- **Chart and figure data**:

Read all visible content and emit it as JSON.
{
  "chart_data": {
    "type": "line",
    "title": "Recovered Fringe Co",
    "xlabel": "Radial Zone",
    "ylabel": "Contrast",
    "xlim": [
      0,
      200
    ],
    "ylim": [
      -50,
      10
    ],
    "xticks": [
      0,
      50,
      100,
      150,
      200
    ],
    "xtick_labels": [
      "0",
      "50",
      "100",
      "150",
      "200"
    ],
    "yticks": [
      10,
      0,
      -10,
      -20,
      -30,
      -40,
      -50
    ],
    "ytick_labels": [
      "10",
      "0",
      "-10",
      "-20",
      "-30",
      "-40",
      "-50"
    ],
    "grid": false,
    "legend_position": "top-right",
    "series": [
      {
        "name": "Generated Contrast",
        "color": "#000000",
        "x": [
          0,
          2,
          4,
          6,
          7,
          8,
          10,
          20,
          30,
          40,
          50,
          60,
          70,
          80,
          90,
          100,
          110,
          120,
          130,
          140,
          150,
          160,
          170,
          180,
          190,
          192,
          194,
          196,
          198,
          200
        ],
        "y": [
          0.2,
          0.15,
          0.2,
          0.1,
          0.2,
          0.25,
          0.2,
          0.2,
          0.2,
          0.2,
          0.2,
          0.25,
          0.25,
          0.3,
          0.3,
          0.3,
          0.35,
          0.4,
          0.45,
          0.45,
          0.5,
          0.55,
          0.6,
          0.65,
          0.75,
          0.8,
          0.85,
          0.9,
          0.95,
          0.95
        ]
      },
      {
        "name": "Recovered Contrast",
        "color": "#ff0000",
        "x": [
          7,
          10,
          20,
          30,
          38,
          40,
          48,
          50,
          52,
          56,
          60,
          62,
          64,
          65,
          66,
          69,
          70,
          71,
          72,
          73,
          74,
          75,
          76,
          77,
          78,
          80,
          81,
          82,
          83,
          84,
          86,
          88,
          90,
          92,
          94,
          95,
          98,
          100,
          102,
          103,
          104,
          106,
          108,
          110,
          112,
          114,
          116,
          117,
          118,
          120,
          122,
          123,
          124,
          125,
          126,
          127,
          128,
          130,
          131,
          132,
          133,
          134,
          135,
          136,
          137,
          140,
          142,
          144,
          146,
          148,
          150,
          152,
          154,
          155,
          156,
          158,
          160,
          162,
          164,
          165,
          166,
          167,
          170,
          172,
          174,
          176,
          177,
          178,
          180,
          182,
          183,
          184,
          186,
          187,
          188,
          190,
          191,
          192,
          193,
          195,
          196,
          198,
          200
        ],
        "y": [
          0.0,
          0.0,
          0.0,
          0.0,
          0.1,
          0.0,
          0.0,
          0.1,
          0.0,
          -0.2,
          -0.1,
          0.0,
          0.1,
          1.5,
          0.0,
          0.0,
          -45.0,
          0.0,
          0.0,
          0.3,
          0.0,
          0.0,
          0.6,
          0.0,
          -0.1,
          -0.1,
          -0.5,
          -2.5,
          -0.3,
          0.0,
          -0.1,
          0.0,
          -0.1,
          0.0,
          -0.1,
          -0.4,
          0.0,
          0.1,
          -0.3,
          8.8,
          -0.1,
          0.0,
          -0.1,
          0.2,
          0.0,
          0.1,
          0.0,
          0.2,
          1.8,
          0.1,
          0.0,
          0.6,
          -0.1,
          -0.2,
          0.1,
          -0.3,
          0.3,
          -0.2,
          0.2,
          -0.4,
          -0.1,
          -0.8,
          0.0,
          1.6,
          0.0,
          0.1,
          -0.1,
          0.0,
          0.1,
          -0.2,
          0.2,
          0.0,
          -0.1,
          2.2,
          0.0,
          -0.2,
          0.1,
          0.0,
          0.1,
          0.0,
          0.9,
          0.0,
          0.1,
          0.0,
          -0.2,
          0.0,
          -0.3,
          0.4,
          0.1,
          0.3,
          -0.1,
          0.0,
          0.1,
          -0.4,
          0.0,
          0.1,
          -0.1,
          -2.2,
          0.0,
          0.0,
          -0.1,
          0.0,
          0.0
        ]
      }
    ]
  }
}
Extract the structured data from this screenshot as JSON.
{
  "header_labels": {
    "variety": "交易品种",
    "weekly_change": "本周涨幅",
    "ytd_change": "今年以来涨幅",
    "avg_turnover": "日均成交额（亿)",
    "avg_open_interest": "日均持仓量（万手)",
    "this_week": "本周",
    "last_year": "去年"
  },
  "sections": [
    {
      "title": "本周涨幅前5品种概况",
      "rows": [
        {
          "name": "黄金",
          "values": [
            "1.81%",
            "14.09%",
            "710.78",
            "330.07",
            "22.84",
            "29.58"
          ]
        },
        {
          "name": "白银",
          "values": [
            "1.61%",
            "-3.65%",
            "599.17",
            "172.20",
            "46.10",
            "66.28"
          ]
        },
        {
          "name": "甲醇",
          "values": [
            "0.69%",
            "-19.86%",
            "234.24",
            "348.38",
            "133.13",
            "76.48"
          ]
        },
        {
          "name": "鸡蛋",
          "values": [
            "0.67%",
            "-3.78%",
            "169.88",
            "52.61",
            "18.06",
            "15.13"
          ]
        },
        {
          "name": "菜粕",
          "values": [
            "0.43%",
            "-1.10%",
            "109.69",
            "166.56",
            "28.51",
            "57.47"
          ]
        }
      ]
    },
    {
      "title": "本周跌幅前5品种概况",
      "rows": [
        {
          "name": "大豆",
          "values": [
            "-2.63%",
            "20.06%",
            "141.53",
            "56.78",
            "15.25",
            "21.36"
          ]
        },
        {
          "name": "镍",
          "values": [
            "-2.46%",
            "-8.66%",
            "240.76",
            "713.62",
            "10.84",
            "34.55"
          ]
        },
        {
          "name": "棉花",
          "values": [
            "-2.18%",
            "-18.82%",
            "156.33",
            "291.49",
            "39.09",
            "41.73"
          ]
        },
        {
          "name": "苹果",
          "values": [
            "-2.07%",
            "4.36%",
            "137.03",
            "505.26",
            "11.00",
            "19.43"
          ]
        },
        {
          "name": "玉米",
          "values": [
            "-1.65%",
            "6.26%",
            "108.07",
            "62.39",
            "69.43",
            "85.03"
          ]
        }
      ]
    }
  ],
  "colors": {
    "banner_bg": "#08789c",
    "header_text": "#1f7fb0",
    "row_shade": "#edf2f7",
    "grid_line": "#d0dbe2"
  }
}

- **Problem**:
Examine the records and pull out every line where the string "title" occurs.

- **Exercise result**:
    "title": "Recovered Fringe Co",
      "title": "本周涨幅前5品种概况",
      "title": "本周跌幅前5品种概况",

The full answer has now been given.